What you should do
Copy out all lines where "Cleaner" appears.

Extracted records
========

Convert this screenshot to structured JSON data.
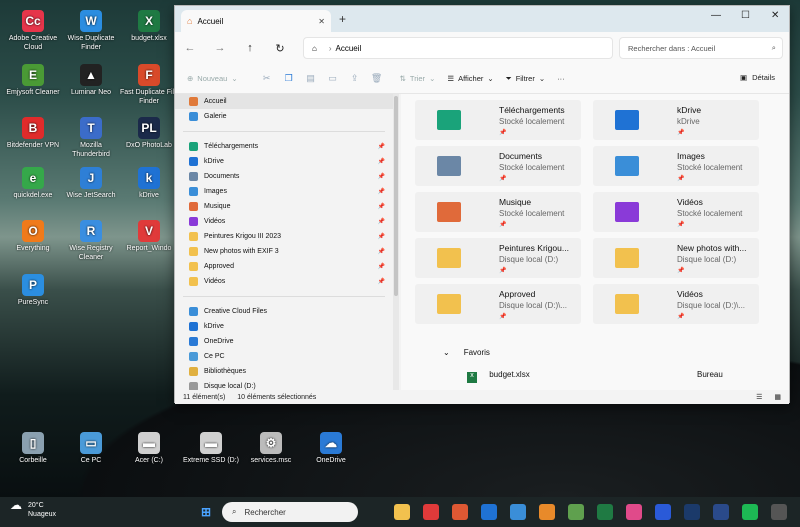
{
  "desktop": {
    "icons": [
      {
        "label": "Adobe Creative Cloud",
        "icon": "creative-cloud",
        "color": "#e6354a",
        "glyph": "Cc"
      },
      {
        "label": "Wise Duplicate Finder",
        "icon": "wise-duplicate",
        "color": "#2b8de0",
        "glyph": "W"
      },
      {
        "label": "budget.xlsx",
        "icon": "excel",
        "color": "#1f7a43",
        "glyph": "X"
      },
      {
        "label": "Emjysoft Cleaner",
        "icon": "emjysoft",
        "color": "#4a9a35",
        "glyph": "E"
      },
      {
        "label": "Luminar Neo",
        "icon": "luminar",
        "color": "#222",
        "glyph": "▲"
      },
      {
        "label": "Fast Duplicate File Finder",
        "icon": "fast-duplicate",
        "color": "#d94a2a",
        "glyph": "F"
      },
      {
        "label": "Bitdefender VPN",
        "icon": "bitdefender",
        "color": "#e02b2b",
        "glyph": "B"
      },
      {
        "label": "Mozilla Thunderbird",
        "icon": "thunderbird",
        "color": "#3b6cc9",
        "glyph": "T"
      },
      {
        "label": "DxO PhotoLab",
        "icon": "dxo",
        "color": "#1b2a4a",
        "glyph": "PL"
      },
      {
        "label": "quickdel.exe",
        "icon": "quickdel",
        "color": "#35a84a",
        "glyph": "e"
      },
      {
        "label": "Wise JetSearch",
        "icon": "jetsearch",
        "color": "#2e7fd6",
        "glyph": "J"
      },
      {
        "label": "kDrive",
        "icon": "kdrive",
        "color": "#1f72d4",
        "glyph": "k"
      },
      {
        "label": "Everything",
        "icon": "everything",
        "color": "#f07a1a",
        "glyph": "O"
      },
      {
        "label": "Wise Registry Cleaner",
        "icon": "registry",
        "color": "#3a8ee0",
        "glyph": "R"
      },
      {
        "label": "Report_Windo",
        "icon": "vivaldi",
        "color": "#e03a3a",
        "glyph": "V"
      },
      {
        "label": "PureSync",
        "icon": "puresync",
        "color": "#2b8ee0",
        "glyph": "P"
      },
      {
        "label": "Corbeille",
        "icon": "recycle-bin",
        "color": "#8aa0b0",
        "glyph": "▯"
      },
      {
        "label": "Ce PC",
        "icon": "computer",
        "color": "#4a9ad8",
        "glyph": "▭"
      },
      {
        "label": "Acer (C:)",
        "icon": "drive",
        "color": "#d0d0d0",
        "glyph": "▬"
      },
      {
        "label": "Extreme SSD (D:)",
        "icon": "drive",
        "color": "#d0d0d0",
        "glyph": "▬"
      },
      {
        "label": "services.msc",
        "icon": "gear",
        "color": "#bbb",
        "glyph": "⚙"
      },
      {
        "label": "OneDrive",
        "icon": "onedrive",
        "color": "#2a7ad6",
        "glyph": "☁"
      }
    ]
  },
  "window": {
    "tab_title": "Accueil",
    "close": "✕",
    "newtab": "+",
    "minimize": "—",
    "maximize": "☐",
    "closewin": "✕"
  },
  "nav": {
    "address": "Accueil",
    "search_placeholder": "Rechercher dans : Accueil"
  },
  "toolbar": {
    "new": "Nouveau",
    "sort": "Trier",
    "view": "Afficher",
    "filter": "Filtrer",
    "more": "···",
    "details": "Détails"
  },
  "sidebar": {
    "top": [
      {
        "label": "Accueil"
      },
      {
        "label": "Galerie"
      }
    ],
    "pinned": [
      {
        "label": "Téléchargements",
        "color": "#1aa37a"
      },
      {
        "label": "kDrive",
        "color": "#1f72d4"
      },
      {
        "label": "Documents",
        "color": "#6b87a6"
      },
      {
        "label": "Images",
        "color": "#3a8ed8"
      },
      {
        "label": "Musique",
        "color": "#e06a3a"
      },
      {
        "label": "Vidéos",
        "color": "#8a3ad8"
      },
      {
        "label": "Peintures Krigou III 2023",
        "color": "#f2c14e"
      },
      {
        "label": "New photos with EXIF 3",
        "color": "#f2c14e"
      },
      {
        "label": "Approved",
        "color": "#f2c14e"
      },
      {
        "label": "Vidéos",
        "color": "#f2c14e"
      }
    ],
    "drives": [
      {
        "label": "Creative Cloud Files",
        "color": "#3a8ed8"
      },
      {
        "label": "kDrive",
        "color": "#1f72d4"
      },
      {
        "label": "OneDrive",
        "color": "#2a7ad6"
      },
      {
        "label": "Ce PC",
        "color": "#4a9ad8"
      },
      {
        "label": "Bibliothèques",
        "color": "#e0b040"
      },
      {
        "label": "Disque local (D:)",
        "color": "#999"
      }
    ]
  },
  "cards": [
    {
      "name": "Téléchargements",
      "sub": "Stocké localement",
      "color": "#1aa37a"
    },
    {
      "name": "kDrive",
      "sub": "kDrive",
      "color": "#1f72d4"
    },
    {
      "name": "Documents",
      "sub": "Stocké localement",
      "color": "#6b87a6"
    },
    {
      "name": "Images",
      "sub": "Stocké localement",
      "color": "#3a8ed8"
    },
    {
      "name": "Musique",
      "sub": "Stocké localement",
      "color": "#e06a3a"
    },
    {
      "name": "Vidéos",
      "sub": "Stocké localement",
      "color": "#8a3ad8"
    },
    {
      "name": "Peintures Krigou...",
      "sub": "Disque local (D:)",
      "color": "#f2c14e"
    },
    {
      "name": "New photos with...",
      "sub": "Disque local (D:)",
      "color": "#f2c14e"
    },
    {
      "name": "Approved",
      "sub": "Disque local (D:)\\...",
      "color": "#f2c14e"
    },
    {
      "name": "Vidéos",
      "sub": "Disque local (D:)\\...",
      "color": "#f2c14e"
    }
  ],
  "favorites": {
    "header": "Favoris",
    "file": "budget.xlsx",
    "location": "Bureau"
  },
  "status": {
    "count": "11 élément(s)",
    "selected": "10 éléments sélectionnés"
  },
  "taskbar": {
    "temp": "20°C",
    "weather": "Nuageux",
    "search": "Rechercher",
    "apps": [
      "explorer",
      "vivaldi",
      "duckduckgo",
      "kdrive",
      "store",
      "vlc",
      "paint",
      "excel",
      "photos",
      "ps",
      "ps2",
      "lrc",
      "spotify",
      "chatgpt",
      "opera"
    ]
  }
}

========

Correct answer
        "label": "Emjysoft Cleaner",
        "label": "Wise Registry Cleaner",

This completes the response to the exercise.